Stored data
====================
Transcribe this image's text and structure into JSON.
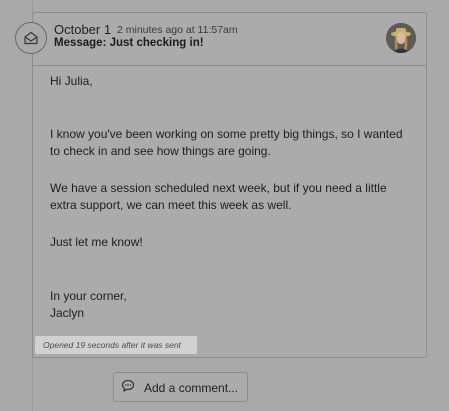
{
  "message": {
    "date": "October 1",
    "time_ago": "2 minutes ago at 11:57am",
    "subject": "Message: Just checking in!",
    "avatar_alt": "sender avatar",
    "body": {
      "greeting": "Hi Julia,",
      "paragraph1": "I know you've been working on some pretty big things, so I wanted to check in and see how things are going.",
      "paragraph2": "We have a session scheduled next week, but if you need a little extra support, we can meet this week as well.",
      "paragraph3": "Just let me know!",
      "signoff": "In your corner,",
      "signature": "Jaclyn"
    },
    "opened_status": "Opened 19 seconds after it was sent"
  },
  "comment": {
    "button_label": "Add a comment..."
  },
  "icons": {
    "mail": "mail-open-icon",
    "comment": "comment-icon"
  }
}
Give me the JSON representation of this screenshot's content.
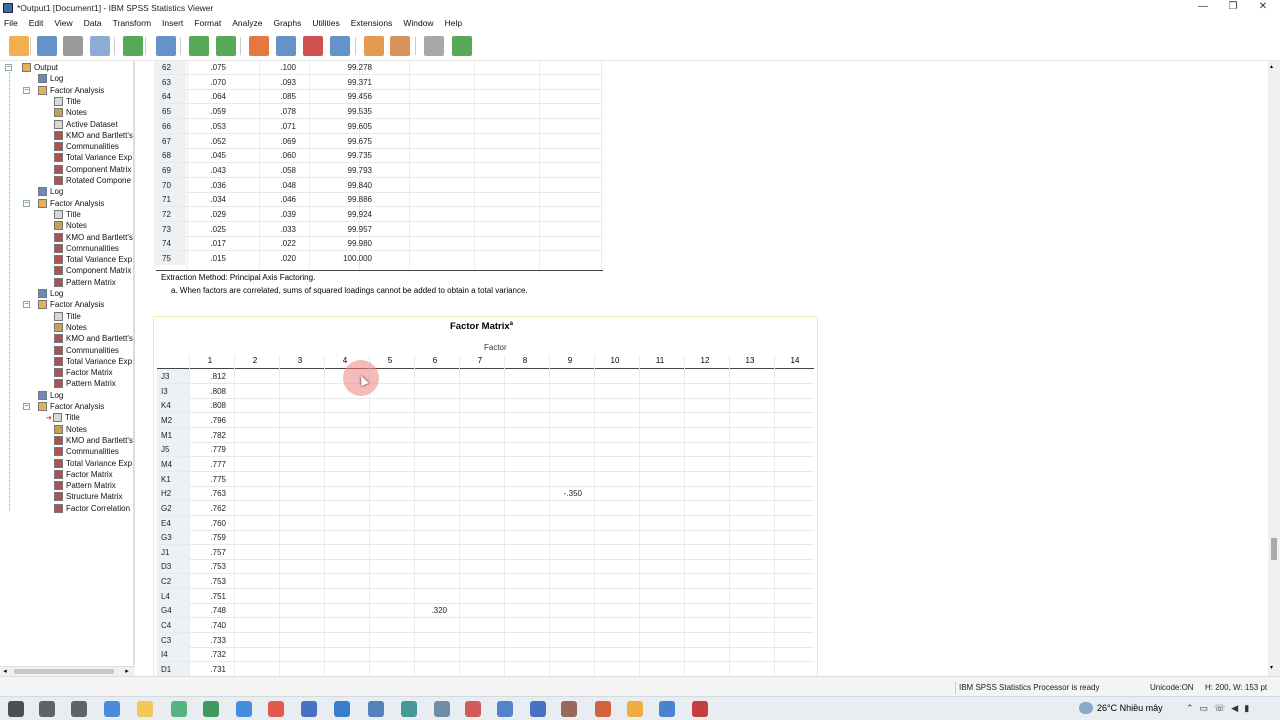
{
  "window": {
    "title": "*Output1 [Document1] - IBM SPSS Statistics Viewer",
    "minimize": "—",
    "restore": "❐",
    "close": "✕"
  },
  "menu": [
    "File",
    "Edit",
    "View",
    "Data",
    "Transform",
    "Insert",
    "Format",
    "Analyze",
    "Graphs",
    "Utilities",
    "Extensions",
    "Window",
    "Help"
  ],
  "toolbar": [
    "open-icon",
    "save-icon",
    "print-icon",
    "print-preview-icon",
    "export-icon",
    "recall-dialog-icon",
    "undo-icon",
    "redo-icon",
    "goto-data-icon",
    "goto-case-icon",
    "goto-variable-icon",
    "variables-icon",
    "insert-output-icon",
    "insert-item-icon",
    "disabled-icon",
    "add-icon"
  ],
  "tree": [
    {
      "label": "Output",
      "level": 0,
      "icon": "book"
    },
    {
      "label": "Log",
      "level": 1,
      "icon": "log"
    },
    {
      "label": "Factor Analysis",
      "level": 1,
      "icon": "book",
      "exp": "−"
    },
    {
      "label": "Title",
      "level": 2,
      "icon": "text"
    },
    {
      "label": "Notes",
      "level": 2,
      "icon": "note"
    },
    {
      "label": "Active Dataset",
      "level": 2,
      "icon": "text"
    },
    {
      "label": "KMO and Bartlett's",
      "level": 2,
      "icon": "table"
    },
    {
      "label": "Communalities",
      "level": 2,
      "icon": "table"
    },
    {
      "label": "Total Variance Exp",
      "level": 2,
      "icon": "table"
    },
    {
      "label": "Component Matrix",
      "level": 2,
      "icon": "table"
    },
    {
      "label": "Rotated Compone",
      "level": 2,
      "icon": "table"
    },
    {
      "label": "Log",
      "level": 1,
      "icon": "log"
    },
    {
      "label": "Factor Analysis",
      "level": 1,
      "icon": "book",
      "exp": "−"
    },
    {
      "label": "Title",
      "level": 2,
      "icon": "text"
    },
    {
      "label": "Notes",
      "level": 2,
      "icon": "note"
    },
    {
      "label": "KMO and Bartlett's",
      "level": 2,
      "icon": "table"
    },
    {
      "label": "Communalities",
      "level": 2,
      "icon": "table"
    },
    {
      "label": "Total Variance Exp",
      "level": 2,
      "icon": "table"
    },
    {
      "label": "Component Matrix",
      "level": 2,
      "icon": "table"
    },
    {
      "label": "Pattern Matrix",
      "level": 2,
      "icon": "table"
    },
    {
      "label": "Log",
      "level": 1,
      "icon": "log"
    },
    {
      "label": "Factor Analysis",
      "level": 1,
      "icon": "book",
      "exp": "−"
    },
    {
      "label": "Title",
      "level": 2,
      "icon": "text"
    },
    {
      "label": "Notes",
      "level": 2,
      "icon": "note"
    },
    {
      "label": "KMO and Bartlett's",
      "level": 2,
      "icon": "table"
    },
    {
      "label": "Communalities",
      "level": 2,
      "icon": "table"
    },
    {
      "label": "Total Variance Exp",
      "level": 2,
      "icon": "table"
    },
    {
      "label": "Factor Matrix",
      "level": 2,
      "icon": "table"
    },
    {
      "label": "Pattern Matrix",
      "level": 2,
      "icon": "table"
    },
    {
      "label": "Log",
      "level": 1,
      "icon": "log"
    },
    {
      "label": "Factor Analysis",
      "level": 1,
      "icon": "book",
      "exp": "−"
    },
    {
      "label": "Title",
      "level": 2,
      "icon": "text",
      "arrow": "➔"
    },
    {
      "label": "Notes",
      "level": 2,
      "icon": "note"
    },
    {
      "label": "KMO and Bartlett's",
      "level": 2,
      "icon": "table"
    },
    {
      "label": "Communalities",
      "level": 2,
      "icon": "table"
    },
    {
      "label": "Total Variance Exp",
      "level": 2,
      "icon": "table"
    },
    {
      "label": "Factor Matrix",
      "level": 2,
      "icon": "table"
    },
    {
      "label": "Pattern Matrix",
      "level": 2,
      "icon": "table"
    },
    {
      "label": "Structure Matrix",
      "level": 2,
      "icon": "table"
    },
    {
      "label": "Factor Correlation",
      "level": 2,
      "icon": "table"
    }
  ],
  "variance_rows": [
    [
      "62",
      ".075",
      ".100",
      "99.278"
    ],
    [
      "63",
      ".070",
      ".093",
      "99.371"
    ],
    [
      "64",
      ".064",
      ".085",
      "99.456"
    ],
    [
      "65",
      ".059",
      ".078",
      "99.535"
    ],
    [
      "66",
      ".053",
      ".071",
      "99.605"
    ],
    [
      "67",
      ".052",
      ".069",
      "99.675"
    ],
    [
      "68",
      ".045",
      ".060",
      "99.735"
    ],
    [
      "69",
      ".043",
      ".058",
      "99.793"
    ],
    [
      "70",
      ".036",
      ".048",
      "99.840"
    ],
    [
      "71",
      ".034",
      ".046",
      "99.886"
    ],
    [
      "72",
      ".029",
      ".039",
      "99.924"
    ],
    [
      "73",
      ".025",
      ".033",
      "99.957"
    ],
    [
      "74",
      ".017",
      ".022",
      "99.980"
    ],
    [
      "75",
      ".015",
      ".020",
      "100.000"
    ]
  ],
  "variance_footnote1": "Extraction Method: Principal Axis Factoring.",
  "variance_footnote2": "a. When factors are correlated, sums of squared loadings cannot be added to obtain a total variance.",
  "factor_matrix": {
    "title": "Factor Matrix",
    "title_sup": "a",
    "factor_header": "Factor",
    "columns": [
      "1",
      "2",
      "3",
      "4",
      "5",
      "6",
      "7",
      "8",
      "9",
      "10",
      "11",
      "12",
      "13",
      "14"
    ],
    "rows": [
      {
        "label": "J3",
        "c1": ".812"
      },
      {
        "label": "I3",
        "c1": ".808"
      },
      {
        "label": "K4",
        "c1": ".808"
      },
      {
        "label": "M2",
        "c1": ".796"
      },
      {
        "label": "M1",
        "c1": ".782"
      },
      {
        "label": "J5",
        "c1": ".779"
      },
      {
        "label": "M4",
        "c1": ".777"
      },
      {
        "label": "K1",
        "c1": ".775"
      },
      {
        "label": "H2",
        "c1": ".763",
        "other": {
          "col": 9,
          "val": "-.350"
        }
      },
      {
        "label": "G2",
        "c1": ".762"
      },
      {
        "label": "E4",
        "c1": ".760"
      },
      {
        "label": "G3",
        "c1": ".759"
      },
      {
        "label": "J1",
        "c1": ".757"
      },
      {
        "label": "D3",
        "c1": ".753"
      },
      {
        "label": "C2",
        "c1": ".753"
      },
      {
        "label": "L4",
        "c1": ".751"
      },
      {
        "label": "G4",
        "c1": ".748",
        "other": {
          "col": 6,
          "val": ".320"
        }
      },
      {
        "label": "C4",
        "c1": ".740"
      },
      {
        "label": "C3",
        "c1": ".733"
      },
      {
        "label": "I4",
        "c1": ".732"
      },
      {
        "label": "D1",
        "c1": ".731"
      }
    ]
  },
  "status": {
    "processor": "IBM SPSS Statistics Processor is ready",
    "unicode": "Unicode:ON",
    "dims": "H: 200, W: 153 pt"
  },
  "taskbar": {
    "weather": "26°C  Nhiều mây",
    "apps": [
      "start-icon",
      "search-icon",
      "task-view-icon",
      "edge-icon",
      "explorer-icon",
      "chrome-alt-icon",
      "excel-icon",
      "zalo-icon",
      "chrome-icon",
      "word-icon",
      "settings-icon",
      "spss-icon",
      "dots-icon",
      "paint-icon",
      "zoom-alt-icon",
      "vscode-icon",
      "word2-icon",
      "spss2-icon",
      "ppt-icon",
      "app-icon",
      "zoom-icon",
      "record-icon"
    ]
  },
  "colors": {
    "accent": "#3a6ea5",
    "table_border": "#f3ecb0",
    "cursor_highlight": "#f1a5a5"
  }
}
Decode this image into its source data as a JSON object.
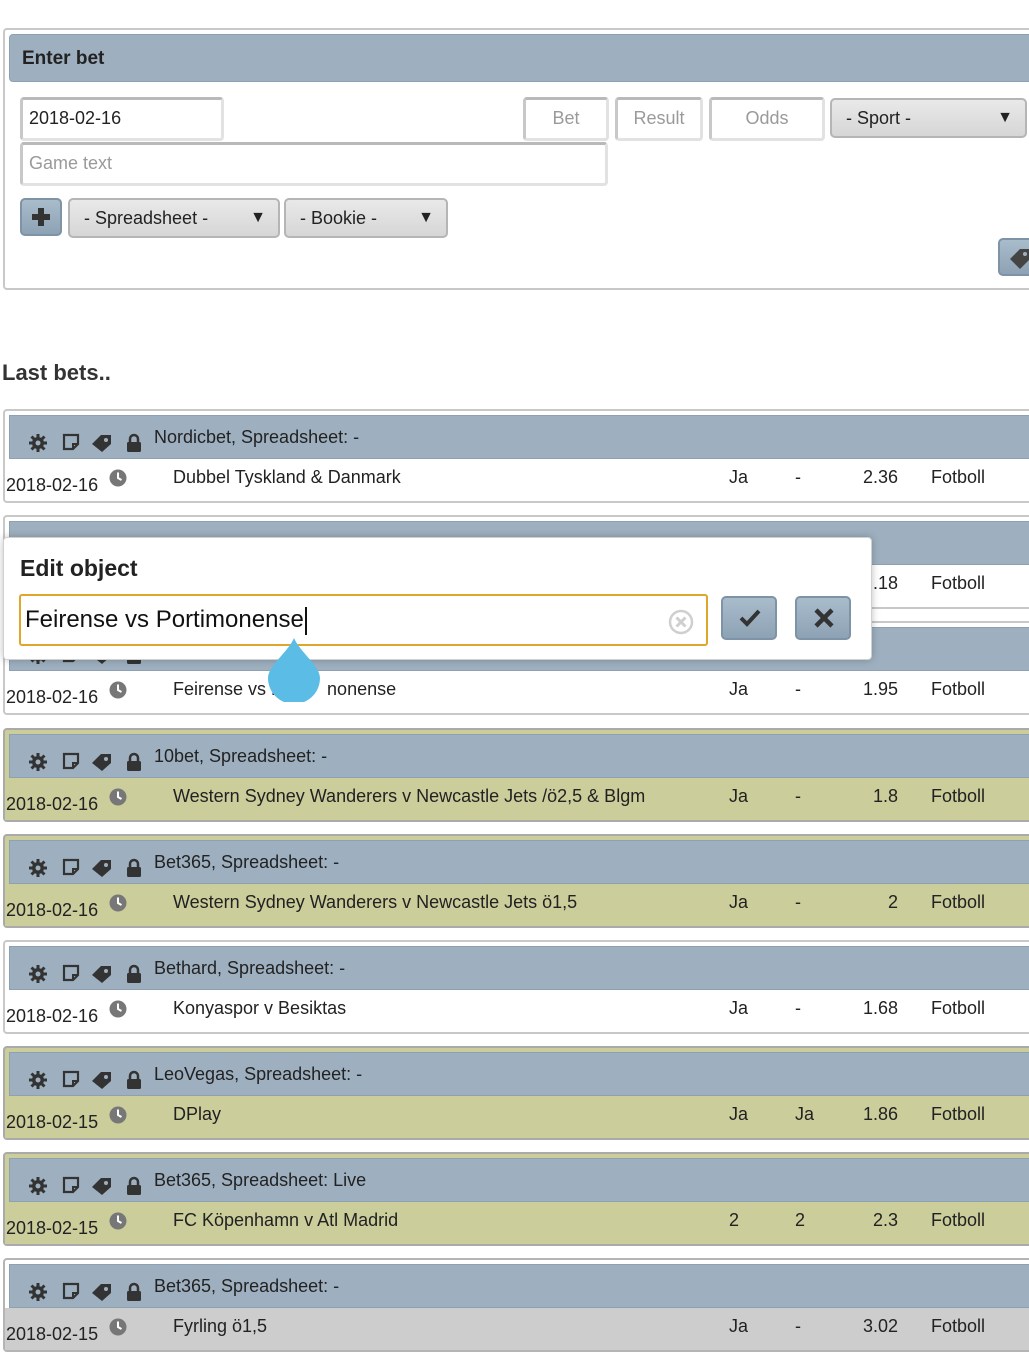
====================
Above are lines of data; state how many of them contain the word "goto", with no other output.

The reply
3